→ DATA SUPPLIED:
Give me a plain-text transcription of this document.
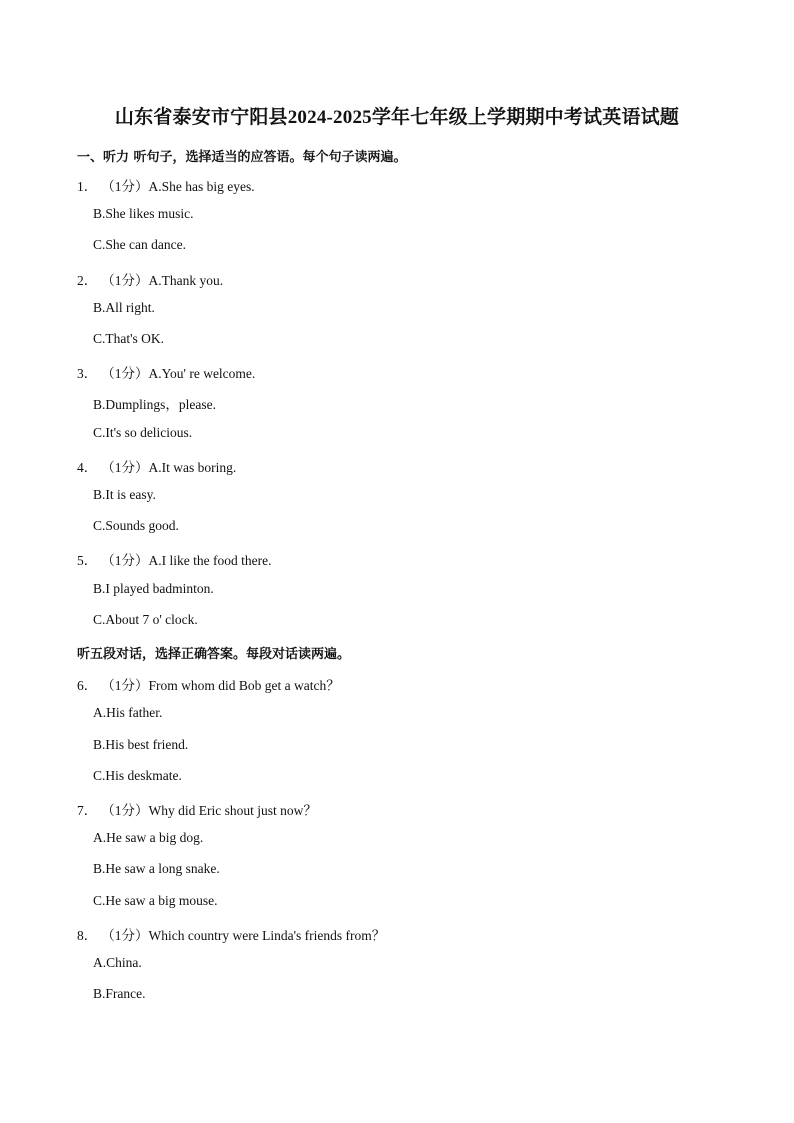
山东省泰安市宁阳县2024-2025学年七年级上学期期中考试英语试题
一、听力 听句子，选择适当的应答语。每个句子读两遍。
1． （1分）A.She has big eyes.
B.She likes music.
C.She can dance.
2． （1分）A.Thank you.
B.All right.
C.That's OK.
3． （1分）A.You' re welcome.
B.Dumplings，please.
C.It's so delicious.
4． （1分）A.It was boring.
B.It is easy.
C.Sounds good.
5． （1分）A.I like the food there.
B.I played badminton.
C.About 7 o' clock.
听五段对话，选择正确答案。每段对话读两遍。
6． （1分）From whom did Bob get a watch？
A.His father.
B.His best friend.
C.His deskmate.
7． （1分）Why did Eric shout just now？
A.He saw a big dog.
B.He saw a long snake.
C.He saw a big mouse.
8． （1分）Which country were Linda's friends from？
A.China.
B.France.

→ TASK DESCRIPTION: Output an exact copy of the material, with the pictures removed.

→ EXERCISE RESULT:
Give me a plain-text transcription of this document.
山东省泰安市宁阳县2024-2025学年七年级上学期期中考试英语试题
一、听力 听句子，选择适当的应答语。每个句子读两遍。
1． （1分）A.She has big eyes.
B.She likes music.
C.She can dance.
2． （1分）A.Thank you.
B.All right.
C.That's OK.
3． （1分）A.You' re welcome.
B.Dumplings，please.
C.It's so delicious.
4． （1分）A.It was boring.
B.It is easy.
C.Sounds good.
5． （1分）A.I like the food there.
B.I played badminton.
C.About 7 o' clock.
听五段对话，选择正确答案。每段对话读两遍。
6． （1分）From whom did Bob get a watch？
A.His father.
B.His best friend.
C.His deskmate.
7． （1分）Why did Eric shout just now？
A.He saw a big dog.
B.He saw a long snake.
C.He saw a big mouse.
8． （1分）Which country were Linda's friends from？
A.China.
B.France.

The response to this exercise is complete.